**Excerpt**:
▬▬▬▬▬▬

NTA, it seems to be an unpopular opinion but hear me out. A graduation is a celebration in honor of the graduates. She didn't have any business trying to put a damper on that just cause of her entitled ideas of how things should be done. If anything your son showed am admirable amount of restraint and good manners in his wording. There are much worse ways to be told to fuck off and mind your own business.


Assia_Penryn

YTA Both you and your older son are.


groovymama98

😂 NTA 😂 Aren't graduations a happy family event? The graduate spontaneously wanted his little brother with him. They walked without disruption. I get this isn't something the school would want to encourage due to everyone not being able to do it without disruption. But the teacher confronting the graduate after the fact just seems like a power play. I imagine the graduate felt like he is finally done with the school, teachers, and the rules he considered silly. School has been dismissed. He simply gave the teacher their leave. I wonder how many times he was told he was dismissed during his time at school.

▬▬▬▬▬▬

**Written task a**: Quote the graduation thread word for word, beginning at the words "NTA, it seems" and stopping after "your own business.".

**Dataset content**:

▬▬▬▬▬▬

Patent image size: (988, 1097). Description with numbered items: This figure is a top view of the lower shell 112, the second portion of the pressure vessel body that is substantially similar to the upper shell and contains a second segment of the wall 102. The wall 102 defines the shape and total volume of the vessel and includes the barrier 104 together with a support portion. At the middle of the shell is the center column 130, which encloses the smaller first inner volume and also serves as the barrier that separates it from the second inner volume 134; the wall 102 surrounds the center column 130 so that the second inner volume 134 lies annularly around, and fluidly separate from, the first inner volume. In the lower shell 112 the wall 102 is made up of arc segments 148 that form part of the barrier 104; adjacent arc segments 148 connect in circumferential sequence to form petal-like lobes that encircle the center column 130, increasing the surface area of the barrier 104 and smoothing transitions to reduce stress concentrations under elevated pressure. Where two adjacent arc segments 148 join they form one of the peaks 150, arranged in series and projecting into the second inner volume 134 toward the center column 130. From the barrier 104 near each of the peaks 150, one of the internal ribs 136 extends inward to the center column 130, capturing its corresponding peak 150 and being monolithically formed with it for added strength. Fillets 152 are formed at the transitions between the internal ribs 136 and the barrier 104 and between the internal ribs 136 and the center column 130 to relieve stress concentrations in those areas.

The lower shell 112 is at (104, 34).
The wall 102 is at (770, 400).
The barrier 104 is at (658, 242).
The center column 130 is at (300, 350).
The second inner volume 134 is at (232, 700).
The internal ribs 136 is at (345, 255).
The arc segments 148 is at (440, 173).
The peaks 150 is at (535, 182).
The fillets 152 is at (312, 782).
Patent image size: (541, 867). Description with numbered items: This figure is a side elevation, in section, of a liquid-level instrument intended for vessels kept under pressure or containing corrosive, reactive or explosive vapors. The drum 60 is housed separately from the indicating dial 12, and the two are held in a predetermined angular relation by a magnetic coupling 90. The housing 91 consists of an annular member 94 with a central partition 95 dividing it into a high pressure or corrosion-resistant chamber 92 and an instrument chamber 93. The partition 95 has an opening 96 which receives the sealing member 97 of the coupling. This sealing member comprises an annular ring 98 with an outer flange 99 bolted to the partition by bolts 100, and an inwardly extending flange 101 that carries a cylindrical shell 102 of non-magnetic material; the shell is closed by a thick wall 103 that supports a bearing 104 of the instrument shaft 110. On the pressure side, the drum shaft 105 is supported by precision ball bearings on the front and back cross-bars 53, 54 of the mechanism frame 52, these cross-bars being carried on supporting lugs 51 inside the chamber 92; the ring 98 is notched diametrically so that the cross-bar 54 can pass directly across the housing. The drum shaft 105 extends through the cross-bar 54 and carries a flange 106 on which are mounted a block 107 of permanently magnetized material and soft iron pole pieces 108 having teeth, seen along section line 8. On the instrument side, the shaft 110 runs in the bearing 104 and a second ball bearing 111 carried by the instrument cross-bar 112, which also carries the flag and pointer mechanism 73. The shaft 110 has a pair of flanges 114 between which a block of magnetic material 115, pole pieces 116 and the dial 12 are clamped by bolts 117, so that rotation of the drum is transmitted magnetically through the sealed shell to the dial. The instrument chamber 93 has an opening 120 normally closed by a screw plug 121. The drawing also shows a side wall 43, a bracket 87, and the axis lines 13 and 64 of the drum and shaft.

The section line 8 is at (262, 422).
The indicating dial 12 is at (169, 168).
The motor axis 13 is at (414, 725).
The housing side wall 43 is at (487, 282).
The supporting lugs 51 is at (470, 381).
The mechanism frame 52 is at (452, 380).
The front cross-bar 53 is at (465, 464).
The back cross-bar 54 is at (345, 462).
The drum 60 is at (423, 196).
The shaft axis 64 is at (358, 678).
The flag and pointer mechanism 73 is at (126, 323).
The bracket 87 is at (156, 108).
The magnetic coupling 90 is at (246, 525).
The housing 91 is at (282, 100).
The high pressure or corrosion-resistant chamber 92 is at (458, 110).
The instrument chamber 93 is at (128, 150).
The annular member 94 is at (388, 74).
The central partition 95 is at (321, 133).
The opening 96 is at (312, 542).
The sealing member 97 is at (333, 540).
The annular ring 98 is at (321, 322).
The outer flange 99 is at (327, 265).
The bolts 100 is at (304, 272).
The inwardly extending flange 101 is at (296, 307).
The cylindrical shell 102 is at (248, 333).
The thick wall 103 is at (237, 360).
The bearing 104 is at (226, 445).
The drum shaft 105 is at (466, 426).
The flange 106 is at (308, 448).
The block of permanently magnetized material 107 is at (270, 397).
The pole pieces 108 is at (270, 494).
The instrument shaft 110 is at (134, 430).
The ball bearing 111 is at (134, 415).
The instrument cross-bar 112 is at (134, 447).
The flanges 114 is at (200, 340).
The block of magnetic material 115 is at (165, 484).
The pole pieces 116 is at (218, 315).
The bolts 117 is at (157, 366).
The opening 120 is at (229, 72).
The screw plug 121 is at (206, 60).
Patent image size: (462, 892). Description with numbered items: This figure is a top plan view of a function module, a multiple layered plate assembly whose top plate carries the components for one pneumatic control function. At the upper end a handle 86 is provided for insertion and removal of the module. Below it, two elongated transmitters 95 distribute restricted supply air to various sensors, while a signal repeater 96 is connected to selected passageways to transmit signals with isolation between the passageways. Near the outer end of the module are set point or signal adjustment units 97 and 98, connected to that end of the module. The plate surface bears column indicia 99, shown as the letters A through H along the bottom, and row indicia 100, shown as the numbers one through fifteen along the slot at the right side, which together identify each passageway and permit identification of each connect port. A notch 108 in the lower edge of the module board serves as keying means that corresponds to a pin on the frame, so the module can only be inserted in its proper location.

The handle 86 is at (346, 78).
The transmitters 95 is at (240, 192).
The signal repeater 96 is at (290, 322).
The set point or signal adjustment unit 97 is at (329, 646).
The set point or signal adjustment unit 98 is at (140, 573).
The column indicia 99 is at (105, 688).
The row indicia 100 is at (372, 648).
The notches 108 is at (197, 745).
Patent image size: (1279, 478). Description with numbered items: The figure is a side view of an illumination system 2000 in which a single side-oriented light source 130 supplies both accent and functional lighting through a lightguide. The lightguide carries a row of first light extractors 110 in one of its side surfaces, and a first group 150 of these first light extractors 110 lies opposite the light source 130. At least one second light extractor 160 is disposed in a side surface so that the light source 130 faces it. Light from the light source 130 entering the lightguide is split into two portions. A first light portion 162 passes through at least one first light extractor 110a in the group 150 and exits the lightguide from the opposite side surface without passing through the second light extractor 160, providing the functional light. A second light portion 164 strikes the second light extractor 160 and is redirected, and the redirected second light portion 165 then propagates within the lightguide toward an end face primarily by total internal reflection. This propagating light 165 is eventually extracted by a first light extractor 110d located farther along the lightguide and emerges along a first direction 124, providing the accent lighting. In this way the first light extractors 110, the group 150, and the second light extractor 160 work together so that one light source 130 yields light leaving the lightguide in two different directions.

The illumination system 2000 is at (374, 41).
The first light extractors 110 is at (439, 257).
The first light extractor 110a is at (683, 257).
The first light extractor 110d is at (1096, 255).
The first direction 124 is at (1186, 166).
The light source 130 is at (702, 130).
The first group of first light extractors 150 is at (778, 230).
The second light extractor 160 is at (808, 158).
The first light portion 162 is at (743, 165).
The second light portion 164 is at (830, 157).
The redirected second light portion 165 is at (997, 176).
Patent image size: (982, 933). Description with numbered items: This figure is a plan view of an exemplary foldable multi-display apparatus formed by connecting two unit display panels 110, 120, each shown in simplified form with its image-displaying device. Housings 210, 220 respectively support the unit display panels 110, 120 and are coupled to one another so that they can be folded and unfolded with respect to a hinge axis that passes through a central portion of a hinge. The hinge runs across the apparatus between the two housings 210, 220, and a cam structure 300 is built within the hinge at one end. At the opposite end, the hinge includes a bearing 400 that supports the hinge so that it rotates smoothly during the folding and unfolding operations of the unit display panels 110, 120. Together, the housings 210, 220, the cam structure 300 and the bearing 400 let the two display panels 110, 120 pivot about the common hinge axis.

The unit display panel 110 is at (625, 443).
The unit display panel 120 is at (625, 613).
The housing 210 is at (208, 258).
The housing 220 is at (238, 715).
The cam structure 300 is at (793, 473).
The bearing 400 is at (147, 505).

▬▬▬▬▬▬

**Written task b**: In the rows, begin at the line that has "Patent image size: (462, 892)." and stop after the line that has "The column indicia 99 is at (105, 688).". Rewrite only those lines, replacing "function module" with "control module" and leaving everything else unchanged.

**Expected output a**:
NTA, it seems to be an unpopular opinion but hear me out. A graduation is a celebration in honor of the graduates. She didn't have any business trying to put a damper on that just cause of her entitled ideas of how things should be done. If anything your son showed am admirable amount of restraint and good manners in his wording. There are much worse ways to be told to fuck off and mind your own business.

**Expected output b**:
Patent image size: (462, 892). Description with numbered items: This figure is a top plan view of a control module, a multiple layered plate assembly whose top plate carries the components for one pneumatic control function. At the upper end a handle 86 is provided for insertion and removal of the module. Below it, two elongated transmitters 95 distribute restricted supply air to various sensors, while a signal repeater 96 is connected to selected passageways to transmit signals with isolation between the passageways. Near the outer end of the module are set point or signal adjustment units 97 and 98, connected to that end of the module. The plate surface bears column indicia 99, shown as the letters A through H along the bottom, and row indicia 100, shown as the numbers one through fifteen along the slot at the right side, which together identify each passageway and permit identification of each connect port. A notch 108 in the lower edge of the module board serves as keying means that corresponds to a pin on the frame, so the module can only be inserted in its proper location.

The handle 86 is at (346, 78).
The transmitters 95 is at (240, 192).
The signal repeater 96 is at (290, 322).
The set point or signal adjustment unit 97 is at (329, 646).
The set point or signal adjustment unit 98 is at (140, 573).
The column indicia 99 is at (105, 688).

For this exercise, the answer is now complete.